BEGIN Data to process
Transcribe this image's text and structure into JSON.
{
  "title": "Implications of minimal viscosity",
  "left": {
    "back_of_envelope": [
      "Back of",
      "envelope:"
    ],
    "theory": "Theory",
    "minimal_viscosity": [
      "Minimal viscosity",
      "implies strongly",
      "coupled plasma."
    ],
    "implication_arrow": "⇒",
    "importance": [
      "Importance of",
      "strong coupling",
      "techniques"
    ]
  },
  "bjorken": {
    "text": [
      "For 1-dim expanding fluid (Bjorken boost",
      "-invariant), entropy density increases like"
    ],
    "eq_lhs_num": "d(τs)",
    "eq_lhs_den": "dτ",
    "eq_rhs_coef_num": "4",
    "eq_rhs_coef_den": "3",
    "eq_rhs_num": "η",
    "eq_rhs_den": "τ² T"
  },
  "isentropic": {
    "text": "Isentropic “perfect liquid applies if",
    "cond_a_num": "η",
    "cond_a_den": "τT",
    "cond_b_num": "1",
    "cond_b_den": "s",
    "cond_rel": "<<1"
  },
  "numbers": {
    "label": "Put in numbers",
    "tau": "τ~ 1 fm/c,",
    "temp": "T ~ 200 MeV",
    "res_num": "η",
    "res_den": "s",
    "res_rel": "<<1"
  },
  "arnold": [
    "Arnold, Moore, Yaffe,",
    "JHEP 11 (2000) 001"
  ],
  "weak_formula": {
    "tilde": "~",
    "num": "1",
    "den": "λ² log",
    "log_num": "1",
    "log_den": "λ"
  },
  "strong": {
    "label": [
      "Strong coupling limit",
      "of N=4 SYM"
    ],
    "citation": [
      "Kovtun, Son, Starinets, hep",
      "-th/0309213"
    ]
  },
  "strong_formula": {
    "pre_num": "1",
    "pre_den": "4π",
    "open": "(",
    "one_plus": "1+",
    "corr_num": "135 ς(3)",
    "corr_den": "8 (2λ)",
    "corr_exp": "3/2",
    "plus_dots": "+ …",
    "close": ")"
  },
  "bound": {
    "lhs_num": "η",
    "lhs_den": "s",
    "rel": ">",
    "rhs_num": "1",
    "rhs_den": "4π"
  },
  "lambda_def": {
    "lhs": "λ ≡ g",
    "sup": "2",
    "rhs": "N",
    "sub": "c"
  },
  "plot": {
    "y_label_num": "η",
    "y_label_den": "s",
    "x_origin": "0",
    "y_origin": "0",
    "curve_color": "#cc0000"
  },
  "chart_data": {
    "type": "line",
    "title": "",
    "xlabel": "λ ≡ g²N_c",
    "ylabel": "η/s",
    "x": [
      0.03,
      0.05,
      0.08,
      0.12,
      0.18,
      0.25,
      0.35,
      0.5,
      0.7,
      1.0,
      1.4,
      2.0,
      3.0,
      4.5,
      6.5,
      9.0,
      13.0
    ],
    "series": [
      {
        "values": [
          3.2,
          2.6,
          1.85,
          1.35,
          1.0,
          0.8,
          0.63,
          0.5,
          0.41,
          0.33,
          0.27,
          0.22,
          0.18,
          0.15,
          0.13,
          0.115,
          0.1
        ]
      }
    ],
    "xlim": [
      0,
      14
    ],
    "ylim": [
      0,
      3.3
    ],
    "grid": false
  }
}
END Data to process
Exactly how many lines contain "text"? State the number and nothing else.

**Complete output:**
3